▽

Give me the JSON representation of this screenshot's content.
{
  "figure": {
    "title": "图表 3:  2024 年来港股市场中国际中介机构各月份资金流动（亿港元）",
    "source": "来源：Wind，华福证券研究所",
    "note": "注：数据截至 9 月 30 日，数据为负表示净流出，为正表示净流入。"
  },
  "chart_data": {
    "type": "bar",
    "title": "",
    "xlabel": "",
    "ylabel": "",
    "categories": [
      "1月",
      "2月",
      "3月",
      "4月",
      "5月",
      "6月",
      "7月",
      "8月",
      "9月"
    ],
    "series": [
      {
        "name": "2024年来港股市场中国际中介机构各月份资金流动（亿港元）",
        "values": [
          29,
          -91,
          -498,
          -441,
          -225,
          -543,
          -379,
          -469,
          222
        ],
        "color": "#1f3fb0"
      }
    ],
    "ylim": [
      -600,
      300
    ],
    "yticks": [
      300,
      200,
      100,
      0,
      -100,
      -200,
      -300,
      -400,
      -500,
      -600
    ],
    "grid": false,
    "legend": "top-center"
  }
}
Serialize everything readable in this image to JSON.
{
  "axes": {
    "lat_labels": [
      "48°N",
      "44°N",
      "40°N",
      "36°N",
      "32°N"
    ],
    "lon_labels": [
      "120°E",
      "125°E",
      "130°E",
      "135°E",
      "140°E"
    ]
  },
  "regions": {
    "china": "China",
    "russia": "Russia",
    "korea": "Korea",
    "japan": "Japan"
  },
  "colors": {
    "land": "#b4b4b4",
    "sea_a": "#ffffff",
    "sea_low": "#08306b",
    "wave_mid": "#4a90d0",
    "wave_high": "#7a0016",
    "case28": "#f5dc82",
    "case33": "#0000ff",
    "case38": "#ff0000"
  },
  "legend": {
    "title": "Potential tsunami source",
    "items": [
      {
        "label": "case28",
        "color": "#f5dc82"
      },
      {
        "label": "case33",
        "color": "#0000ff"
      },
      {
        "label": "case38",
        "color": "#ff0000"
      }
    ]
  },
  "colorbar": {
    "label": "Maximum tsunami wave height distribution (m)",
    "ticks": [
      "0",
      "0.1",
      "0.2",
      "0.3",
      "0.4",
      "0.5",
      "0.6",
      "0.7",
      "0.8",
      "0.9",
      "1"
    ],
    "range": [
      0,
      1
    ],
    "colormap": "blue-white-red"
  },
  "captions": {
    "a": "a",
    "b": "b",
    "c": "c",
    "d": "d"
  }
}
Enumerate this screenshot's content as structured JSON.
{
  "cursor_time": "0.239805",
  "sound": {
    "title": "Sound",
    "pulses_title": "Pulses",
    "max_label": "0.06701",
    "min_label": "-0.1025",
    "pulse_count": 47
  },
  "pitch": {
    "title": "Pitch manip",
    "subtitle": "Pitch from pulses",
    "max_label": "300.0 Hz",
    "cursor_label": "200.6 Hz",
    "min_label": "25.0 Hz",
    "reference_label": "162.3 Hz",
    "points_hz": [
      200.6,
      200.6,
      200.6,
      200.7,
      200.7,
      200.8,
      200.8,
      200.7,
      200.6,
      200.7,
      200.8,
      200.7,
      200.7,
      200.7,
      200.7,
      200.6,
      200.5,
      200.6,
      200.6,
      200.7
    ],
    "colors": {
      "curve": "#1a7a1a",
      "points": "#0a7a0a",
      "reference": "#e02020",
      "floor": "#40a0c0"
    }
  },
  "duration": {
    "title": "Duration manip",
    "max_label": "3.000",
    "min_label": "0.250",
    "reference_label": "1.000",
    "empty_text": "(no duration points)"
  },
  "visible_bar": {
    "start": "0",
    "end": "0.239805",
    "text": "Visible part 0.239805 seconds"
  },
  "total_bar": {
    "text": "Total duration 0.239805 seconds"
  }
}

△

WORK TO COMPLETE
Gather each line in these records that contains the string "this".

TASK ANSWER
Give me the JSON representation of this screenshot's content.
Serialize everything readable in this image to JSON.
Enumerate this screenshot's content as structured JSON.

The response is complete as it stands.